(Records contained in a dataset)
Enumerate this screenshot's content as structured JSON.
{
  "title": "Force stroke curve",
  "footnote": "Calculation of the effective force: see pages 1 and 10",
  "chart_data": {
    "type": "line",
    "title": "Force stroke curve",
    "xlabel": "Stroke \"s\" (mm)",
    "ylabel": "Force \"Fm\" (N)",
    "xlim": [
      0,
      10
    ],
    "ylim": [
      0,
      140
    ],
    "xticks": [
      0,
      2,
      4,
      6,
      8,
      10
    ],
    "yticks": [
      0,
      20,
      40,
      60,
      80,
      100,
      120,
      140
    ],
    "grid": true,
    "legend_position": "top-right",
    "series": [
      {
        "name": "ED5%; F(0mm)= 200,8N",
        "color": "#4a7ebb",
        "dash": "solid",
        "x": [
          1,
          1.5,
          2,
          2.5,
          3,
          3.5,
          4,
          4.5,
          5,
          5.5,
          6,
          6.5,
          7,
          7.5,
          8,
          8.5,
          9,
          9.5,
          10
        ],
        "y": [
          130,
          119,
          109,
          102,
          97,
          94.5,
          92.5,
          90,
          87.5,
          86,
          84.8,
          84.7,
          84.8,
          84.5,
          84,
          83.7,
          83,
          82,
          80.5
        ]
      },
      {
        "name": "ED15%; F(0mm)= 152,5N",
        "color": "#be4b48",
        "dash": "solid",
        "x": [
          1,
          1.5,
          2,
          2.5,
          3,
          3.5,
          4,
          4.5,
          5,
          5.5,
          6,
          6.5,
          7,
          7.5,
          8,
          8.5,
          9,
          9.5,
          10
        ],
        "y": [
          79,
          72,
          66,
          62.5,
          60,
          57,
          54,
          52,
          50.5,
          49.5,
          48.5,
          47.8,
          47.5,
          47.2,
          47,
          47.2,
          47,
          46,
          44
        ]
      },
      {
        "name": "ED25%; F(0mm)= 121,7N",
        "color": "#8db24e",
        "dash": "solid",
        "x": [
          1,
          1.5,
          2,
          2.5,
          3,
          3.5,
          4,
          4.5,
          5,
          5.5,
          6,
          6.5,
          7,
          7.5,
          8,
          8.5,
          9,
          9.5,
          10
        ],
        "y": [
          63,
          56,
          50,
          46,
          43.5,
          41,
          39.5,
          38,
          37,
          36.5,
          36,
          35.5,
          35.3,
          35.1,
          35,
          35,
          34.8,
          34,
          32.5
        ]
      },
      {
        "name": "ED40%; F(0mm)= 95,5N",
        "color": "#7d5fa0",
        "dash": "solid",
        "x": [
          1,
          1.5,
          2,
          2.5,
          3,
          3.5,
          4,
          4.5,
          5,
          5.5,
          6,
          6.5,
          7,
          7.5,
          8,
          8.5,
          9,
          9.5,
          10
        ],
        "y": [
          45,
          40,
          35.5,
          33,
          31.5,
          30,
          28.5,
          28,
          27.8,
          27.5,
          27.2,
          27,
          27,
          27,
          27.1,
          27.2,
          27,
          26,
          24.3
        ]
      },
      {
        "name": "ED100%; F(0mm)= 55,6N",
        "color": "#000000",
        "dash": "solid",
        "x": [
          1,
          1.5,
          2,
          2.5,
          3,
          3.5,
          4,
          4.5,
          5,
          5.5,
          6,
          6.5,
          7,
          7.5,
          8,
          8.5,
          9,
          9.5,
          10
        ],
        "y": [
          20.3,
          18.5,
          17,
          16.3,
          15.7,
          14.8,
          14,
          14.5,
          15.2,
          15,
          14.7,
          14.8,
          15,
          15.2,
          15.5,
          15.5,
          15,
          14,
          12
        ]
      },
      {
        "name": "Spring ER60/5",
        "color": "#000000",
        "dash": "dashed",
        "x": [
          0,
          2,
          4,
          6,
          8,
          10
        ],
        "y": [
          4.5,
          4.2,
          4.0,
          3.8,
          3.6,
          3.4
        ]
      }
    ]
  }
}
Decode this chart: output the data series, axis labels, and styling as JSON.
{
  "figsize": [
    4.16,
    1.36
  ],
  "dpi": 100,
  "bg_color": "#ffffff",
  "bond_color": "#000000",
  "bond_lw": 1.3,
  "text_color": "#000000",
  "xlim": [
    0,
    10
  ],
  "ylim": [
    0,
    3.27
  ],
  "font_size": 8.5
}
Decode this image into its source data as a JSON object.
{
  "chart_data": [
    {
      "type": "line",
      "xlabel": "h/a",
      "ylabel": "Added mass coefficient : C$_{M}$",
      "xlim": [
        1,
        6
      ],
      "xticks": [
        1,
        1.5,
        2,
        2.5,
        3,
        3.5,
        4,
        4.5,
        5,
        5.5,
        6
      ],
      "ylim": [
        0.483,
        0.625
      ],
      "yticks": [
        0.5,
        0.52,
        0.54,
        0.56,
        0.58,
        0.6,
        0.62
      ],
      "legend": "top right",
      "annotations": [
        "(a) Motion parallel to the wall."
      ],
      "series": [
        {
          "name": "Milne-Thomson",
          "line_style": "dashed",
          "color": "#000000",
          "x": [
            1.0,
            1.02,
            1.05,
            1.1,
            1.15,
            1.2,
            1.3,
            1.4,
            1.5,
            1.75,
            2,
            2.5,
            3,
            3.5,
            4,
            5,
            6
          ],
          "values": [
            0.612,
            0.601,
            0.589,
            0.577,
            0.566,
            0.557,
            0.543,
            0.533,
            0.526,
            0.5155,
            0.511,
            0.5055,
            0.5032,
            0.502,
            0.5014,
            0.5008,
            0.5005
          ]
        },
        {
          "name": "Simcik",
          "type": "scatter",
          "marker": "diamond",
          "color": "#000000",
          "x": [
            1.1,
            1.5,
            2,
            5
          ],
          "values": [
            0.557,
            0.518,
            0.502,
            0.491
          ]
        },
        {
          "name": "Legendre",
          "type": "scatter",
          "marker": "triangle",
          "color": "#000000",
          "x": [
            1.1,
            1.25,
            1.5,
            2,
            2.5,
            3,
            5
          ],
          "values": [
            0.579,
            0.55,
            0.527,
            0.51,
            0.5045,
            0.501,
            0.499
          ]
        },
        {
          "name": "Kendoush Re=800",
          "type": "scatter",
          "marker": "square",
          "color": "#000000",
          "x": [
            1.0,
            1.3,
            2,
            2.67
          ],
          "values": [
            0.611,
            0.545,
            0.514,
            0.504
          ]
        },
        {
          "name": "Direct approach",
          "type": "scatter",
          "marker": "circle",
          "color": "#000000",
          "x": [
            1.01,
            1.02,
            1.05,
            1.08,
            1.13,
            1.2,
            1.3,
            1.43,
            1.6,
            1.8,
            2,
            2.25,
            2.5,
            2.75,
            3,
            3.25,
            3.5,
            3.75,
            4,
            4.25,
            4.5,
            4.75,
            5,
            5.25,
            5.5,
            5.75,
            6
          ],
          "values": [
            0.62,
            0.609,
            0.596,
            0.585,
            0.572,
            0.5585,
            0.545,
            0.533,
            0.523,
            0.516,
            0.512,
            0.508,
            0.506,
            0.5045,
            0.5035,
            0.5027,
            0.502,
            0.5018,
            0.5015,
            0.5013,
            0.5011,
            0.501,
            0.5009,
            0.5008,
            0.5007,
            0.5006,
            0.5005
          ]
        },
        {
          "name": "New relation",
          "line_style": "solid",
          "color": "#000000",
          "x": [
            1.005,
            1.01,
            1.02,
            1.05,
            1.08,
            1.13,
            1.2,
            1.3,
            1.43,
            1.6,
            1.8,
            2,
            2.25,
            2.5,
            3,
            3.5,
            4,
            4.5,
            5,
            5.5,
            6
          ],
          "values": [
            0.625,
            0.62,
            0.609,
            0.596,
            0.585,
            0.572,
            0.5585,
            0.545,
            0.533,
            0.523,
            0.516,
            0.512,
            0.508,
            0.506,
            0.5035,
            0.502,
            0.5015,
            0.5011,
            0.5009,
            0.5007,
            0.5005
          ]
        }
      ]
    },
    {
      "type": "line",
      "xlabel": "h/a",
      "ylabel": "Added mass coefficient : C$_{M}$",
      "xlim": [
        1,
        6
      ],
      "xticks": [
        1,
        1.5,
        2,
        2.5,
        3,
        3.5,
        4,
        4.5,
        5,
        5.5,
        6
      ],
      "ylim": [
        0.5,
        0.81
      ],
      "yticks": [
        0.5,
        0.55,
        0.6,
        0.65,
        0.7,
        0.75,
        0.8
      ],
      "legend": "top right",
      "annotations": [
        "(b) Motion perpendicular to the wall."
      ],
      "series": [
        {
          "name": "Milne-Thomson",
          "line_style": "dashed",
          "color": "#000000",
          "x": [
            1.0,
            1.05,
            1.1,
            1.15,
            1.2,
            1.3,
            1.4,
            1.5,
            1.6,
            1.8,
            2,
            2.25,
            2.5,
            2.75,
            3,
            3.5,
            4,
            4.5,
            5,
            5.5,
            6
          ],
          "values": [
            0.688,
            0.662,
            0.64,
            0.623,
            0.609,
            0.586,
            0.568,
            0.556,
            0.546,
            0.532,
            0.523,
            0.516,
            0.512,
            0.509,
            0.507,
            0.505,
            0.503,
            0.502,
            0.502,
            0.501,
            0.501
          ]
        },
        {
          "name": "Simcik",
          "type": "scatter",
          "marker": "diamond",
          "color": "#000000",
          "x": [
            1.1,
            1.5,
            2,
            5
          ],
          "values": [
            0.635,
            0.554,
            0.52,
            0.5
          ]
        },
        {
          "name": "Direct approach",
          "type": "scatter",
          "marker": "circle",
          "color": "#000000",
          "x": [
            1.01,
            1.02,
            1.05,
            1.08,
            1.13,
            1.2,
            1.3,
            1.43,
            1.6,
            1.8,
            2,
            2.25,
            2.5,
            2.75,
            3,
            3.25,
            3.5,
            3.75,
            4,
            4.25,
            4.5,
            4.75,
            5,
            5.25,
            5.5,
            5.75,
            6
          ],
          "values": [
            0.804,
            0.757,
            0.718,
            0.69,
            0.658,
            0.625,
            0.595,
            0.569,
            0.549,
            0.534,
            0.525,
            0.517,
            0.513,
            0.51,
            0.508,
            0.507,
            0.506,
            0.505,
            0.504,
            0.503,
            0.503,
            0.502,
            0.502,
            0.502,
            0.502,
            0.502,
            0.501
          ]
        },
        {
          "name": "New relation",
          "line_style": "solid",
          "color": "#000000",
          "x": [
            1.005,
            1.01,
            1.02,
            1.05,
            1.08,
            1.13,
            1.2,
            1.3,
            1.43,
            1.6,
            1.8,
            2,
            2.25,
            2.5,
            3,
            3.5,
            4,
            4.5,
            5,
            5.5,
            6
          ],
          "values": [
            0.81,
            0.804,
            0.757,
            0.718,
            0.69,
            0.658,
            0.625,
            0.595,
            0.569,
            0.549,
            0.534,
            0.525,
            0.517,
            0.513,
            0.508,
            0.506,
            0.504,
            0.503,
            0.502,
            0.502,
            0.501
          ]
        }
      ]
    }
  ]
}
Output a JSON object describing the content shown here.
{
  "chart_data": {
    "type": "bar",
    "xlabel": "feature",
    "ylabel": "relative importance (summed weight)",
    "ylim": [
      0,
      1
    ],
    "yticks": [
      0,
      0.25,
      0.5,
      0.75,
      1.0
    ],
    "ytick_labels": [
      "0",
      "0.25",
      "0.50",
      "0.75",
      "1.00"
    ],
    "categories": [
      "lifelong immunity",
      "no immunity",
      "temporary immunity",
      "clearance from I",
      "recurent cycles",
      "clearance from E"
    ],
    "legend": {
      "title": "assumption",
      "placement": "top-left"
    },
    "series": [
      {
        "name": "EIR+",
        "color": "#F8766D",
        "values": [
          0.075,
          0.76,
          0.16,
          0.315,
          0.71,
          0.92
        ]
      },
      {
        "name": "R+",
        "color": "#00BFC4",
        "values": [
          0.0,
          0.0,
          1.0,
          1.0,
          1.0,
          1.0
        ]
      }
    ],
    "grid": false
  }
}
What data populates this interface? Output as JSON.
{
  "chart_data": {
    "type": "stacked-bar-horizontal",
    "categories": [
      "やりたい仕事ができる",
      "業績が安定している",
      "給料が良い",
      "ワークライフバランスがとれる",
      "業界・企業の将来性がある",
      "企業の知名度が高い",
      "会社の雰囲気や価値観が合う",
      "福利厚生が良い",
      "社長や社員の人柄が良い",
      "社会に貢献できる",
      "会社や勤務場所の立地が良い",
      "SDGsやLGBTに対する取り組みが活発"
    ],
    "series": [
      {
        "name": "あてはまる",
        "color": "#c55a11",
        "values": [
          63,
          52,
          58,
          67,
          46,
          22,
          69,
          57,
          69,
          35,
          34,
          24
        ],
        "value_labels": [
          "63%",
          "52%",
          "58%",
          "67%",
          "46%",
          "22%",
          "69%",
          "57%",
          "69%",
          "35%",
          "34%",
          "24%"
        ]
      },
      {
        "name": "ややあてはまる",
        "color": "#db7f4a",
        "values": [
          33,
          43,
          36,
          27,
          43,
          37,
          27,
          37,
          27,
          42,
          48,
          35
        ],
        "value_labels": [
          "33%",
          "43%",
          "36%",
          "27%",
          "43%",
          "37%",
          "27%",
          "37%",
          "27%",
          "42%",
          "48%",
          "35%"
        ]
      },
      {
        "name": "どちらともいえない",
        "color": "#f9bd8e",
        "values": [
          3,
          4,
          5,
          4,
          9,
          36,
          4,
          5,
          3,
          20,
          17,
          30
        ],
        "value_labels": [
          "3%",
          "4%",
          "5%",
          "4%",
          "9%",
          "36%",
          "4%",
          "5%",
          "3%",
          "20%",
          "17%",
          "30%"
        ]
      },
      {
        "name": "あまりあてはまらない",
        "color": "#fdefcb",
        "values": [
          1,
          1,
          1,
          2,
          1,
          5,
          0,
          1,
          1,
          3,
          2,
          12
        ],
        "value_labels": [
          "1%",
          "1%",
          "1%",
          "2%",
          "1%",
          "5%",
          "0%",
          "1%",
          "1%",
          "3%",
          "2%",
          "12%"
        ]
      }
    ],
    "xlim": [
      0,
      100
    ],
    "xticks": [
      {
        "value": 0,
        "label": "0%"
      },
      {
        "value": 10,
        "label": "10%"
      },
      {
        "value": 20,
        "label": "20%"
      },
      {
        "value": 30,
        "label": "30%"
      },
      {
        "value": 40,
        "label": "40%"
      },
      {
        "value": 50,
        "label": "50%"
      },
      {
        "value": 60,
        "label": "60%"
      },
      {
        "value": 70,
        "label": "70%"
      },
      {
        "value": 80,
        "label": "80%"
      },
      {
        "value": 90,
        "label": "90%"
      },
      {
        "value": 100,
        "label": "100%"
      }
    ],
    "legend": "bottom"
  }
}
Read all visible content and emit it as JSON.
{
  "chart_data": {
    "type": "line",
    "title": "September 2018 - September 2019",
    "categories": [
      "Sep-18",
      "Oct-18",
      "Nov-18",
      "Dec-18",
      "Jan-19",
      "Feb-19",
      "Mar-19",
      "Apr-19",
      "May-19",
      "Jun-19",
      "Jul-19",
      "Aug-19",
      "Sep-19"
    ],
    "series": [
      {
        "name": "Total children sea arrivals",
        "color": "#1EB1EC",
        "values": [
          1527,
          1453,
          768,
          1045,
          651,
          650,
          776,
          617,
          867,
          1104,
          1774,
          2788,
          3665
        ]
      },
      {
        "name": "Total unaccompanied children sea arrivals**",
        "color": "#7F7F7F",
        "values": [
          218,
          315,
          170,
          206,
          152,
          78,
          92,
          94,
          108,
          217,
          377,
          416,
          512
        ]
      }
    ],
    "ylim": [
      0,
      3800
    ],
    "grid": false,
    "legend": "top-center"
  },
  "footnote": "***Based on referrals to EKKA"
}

**Requirement**
All lines holding the word "footnote" should be picked out and copied.

**Exercise response**
  "footnote": "Calculation of the effective force: see pages 1 and 10",
  "footnote": "***Based on referrals to EKKA"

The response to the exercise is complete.